Instructions for the task | Spot each line in the records below where the word "sont" occurs, then copy it.

Data for this exercise |
[start]

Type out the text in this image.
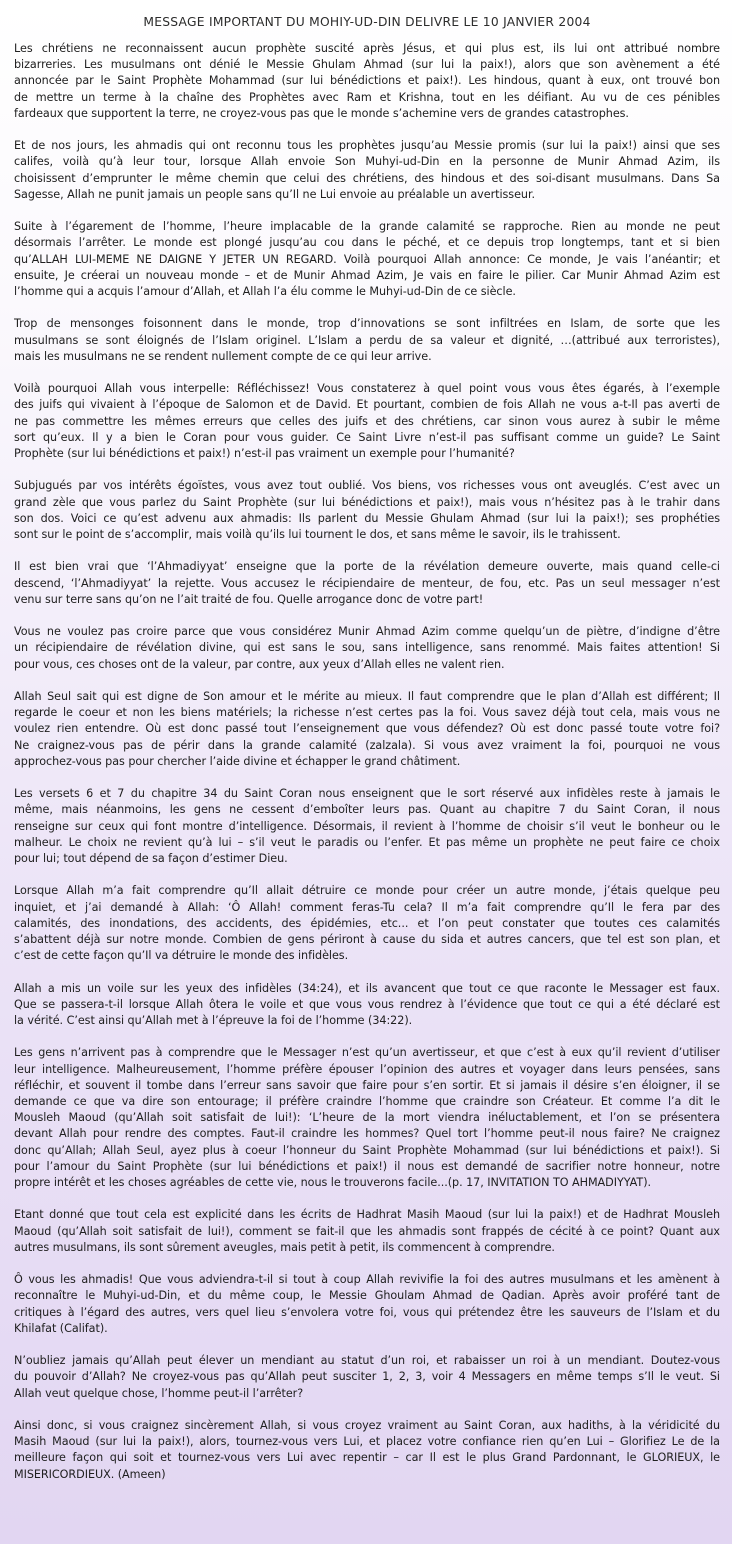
MESSAGE IMPORTANT DU MOHIY-UD-DIN DELIVRE LE 10 JANVIER 2004
Les chrétiens ne reconnaissent aucun prophète suscité après Jésus, et qui plus est, ils lui ont attribué nombre
bizarreries. Les musulmans ont dénié le Messie Ghulam Ahmad (sur lui la paix!), alors que son avènement a été
annoncée par le Saint Prophète Mohammad (sur lui bénédictions et paix!). Les hindous, quant à eux, ont trouvé bon
de mettre un terme à la chaîne des Prophètes avec Ram et Krishna, tout en les déifiant. Au vu de ces pénibles
fardeaux que supportent la terre, ne croyez-vous pas que le monde s’achemine vers de grandes catastrophes.
Et de nos jours, les ahmadis qui ont reconnu tous les prophètes jusqu’au Messie promis (sur lui la paix!) ainsi que ses
califes, voilà qu’à leur tour, lorsque Allah envoie Son Muhyi-ud-Din en la personne de Munir Ahmad Azim, ils
choisissent d’emprunter le même chemin que celui des chrétiens, des hindous et des soi-disant musulmans. Dans Sa
Sagesse, Allah ne punit jamais un people sans qu’Il ne Lui envoie au préalable un avertisseur.
Suite à l’égarement de l’homme, l’heure implacable de la grande calamité se rapproche. Rien au monde ne peut
désormais l’arrêter. Le monde est plongé jusqu’au cou dans le péché, et ce depuis trop longtemps, tant et si bien
qu’ALLAH LUI-MEME NE DAIGNE Y JETER UN REGARD. Voilà pourquoi Allah annonce: Ce monde, Je vais l’anéantir; et
ensuite, Je créerai un nouveau monde – et de Munir Ahmad Azim, Je vais en faire le pilier. Car Munir Ahmad Azim est
l’homme qui a acquis l’amour d’Allah, et Allah l’a élu comme le Muhyi-ud-Din de ce siècle.
Trop de mensonges foisonnent dans le monde, trop d’innovations se sont infiltrées en Islam, de sorte que les
musulmans se sont éloignés de l’Islam originel. L’Islam a perdu de sa valeur et dignité, …(attribué aux terroristes),
mais les musulmans ne se rendent nullement compte de ce qui leur arrive.
Voilà pourquoi Allah vous interpelle: Réfléchissez! Vous constaterez à quel point vous vous êtes égarés, à l’exemple
des juifs qui vivaient à l’époque de Salomon et de David. Et pourtant, combien de fois Allah ne vous a-t-Il pas averti de
ne pas commettre les mêmes erreurs que celles des juifs et des chrétiens, car sinon vous aurez à subir le même
sort qu’eux. Il y a bien le Coran pour vous guider. Ce Saint Livre n’est-il pas suffisant comme un guide? Le Saint
Prophète (sur lui bénédictions et paix!) n’est-il pas vraiment un exemple pour l’humanité?
Subjugués par vos intérêts égoïstes, vous avez tout oublié. Vos biens, vos richesses vous ont aveuglés. C’est avec un
grand zèle que vous parlez du Saint Prophète (sur lui bénédictions et paix!), mais vous n’hésitez pas à le trahir dans
son dos. Voici ce qu’est advenu aux ahmadis: Ils parlent du Messie Ghulam Ahmad (sur lui la paix!); ses prophéties
sont sur le point de s’accomplir, mais voilà qu’ils lui tournent le dos, et sans même le savoir, ils le trahissent.
Il est bien vrai que ‘l’Ahmadiyyat’ enseigne que la porte de la révélation demeure ouverte, mais quand celle-ci
descend, ‘l’Ahmadiyyat’ la rejette. Vous accusez le récipiendaire de menteur, de fou, etc. Pas un seul messager n’est
venu sur terre sans qu’on ne l’ait traité de fou. Quelle arrogance donc de votre part!
Vous ne voulez pas croire parce que vous considérez Munir Ahmad Azim comme quelqu’un de piètre, d’indigne d’être
un récipiendaire de révélation divine, qui est sans le sou, sans intelligence, sans renommé. Mais faites attention! Si
pour vous, ces choses ont de la valeur, par contre, aux yeux d’Allah elles ne valent rien.
Allah Seul sait qui est digne de Son amour et le mérite au mieux. Il faut comprendre que le plan d’Allah est différent; Il
regarde le coeur et non les biens matériels; la richesse n’est certes pas la foi. Vous savez déjà tout cela, mais vous ne
voulez rien entendre. Où est donc passé tout l’enseignement que vous défendez? Où est donc passé toute votre foi?
Ne craignez-vous pas de périr dans la grande calamité (zalzala). Si vous avez vraiment la foi, pourquoi ne vous
approchez-vous pas pour chercher l’aide divine et échapper le grand châtiment.
Les versets 6 et 7 du chapitre 34 du Saint Coran nous enseignent que le sort réservé aux infidèles reste à jamais le
même, mais néanmoins, les gens ne cessent d’emboîter leurs pas. Quant au chapitre 7 du Saint Coran, il nous
renseigne sur ceux qui font montre d’intelligence. Désormais, il revient à l’homme de choisir s’il veut le bonheur ou le
malheur. Le choix ne revient qu’à lui – s’il veut le paradis ou l’enfer. Et pas même un prophète ne peut faire ce choix
pour lui; tout dépend de sa façon d’estimer Dieu.
Lorsque Allah m’a fait comprendre qu’Il allait détruire ce monde pour créer un autre monde, j’étais quelque peu
inquiet, et j’ai demandé à Allah: ‘Ô Allah! comment feras-Tu cela? Il m’a fait comprendre qu’Il le fera par des
calamités, des inondations, des accidents, des épidémies, etc... et l’on peut constater que toutes ces calamités
s’abattent déjà sur notre monde. Combien de gens périront à cause du sida et autres cancers, que tel est son plan, et
c’est de cette façon qu’Il va détruire le monde des infidèles.
Allah a mis un voile sur les yeux des infidèles (34:24), et ils avancent que tout ce que raconte le Messager est faux.
Que se passera-t-il lorsque Allah ôtera le voile et que vous vous rendrez à l’évidence que tout ce qui a été déclaré est
la vérité. C’est ainsi qu’Allah met à l’épreuve la foi de l’homme (34:22).
Les gens n’arrivent pas à comprendre que le Messager n’est qu’un avertisseur, et que c’est à eux qu’il revient d’utiliser
leur intelligence. Malheureusement, l’homme préfère épouser l’opinion des autres et voyager dans leurs pensées, sans
réfléchir, et souvent il tombe dans l’erreur sans savoir que faire pour s’en sortir. Et si jamais il désire s’en éloigner, il se
demande ce que va dire son entourage; il préfère craindre l’homme que craindre son Créateur. Et comme l’a dit le
Mousleh Maoud (qu’Allah soit satisfait de lui!): ‘L’heure de la mort viendra inéluctablement, et l’on se présentera
devant Allah pour rendre des comptes. Faut-il craindre les hommes? Quel tort l’homme peut-il nous faire? Ne craignez
donc qu’Allah; Allah Seul, ayez plus à coeur l’honneur du Saint Prophète Mohammad (sur lui bénédictions et paix!). Si
pour l’amour du Saint Prophète (sur lui bénédictions et paix!) il nous est demandé de sacrifier notre honneur, notre
propre intérêt et les choses agréables de cette vie, nous le trouverons facile...(p. 17, INVITATION TO AHMADIYYAT).
Etant donné que tout cela est explicité dans les écrits de Hadhrat Masih Maoud (sur lui la paix!) et de Hadhrat Mousleh
Maoud (qu’Allah soit satisfait de lui!), comment se fait-il que les ahmadis sont frappés de cécité à ce point? Quant aux
autres musulmans, ils sont sûrement aveugles, mais petit à petit, ils commencent à comprendre.
Ô vous les ahmadis! Que vous adviendra-t-il si tout à coup Allah revivifie la foi des autres musulmans et les amènent à
reconnaître le Muhyi-ud-Din, et du même coup, le Messie Ghoulam Ahmad de Qadian. Après avoir proféré tant de
critiques à l’égard des autres, vers quel lieu s’envolera votre foi, vous qui prétendez être les sauveurs de l’Islam et du
Khilafat (Califat).
N’oubliez jamais qu’Allah peut élever un mendiant au statut d’un roi, et rabaisser un roi à un mendiant. Doutez-vous
du pouvoir d’Allah? Ne croyez-vous pas qu’Allah peut susciter 1, 2, 3, voir 4 Messagers en même temps s’Il le veut. Si
Allah veut quelque chose, l’homme peut-il l’arrêter?
Ainsi donc, si vous craignez sincèrement Allah, si vous croyez vraiment au Saint Coran, aux hadiths, à la véridicité du
Masih Maoud (sur lui la paix!), alors, tournez-vous vers Lui, et placez votre confiance rien qu’en Lui – Glorifiez Le de la
meilleure façon qui soit et tournez-vous vers Lui avec repentir – car Il est le plus Grand Pardonnant, le GLORIEUX, le
MISERICORDIEUX. (Ameen)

[end]

Exercise output |
Trop de mensonges foisonnent dans le monde, trop d’innovations se sont infiltrées en Islam, de sorte que les
musulmans se sont éloignés de l’Islam originel. L’Islam a perdu de sa valeur et dignité, …(attribué aux terroristes),
sont sur le point de s’accomplir, mais voilà qu’ils lui tournent le dos, et sans même le savoir, ils le trahissent.
Maoud (qu’Allah soit satisfait de lui!), comment se fait-il que les ahmadis sont frappés de cécité à ce point? Quant aux
autres musulmans, ils sont sûrement aveugles, mais petit à petit, ils commencent à comprendre.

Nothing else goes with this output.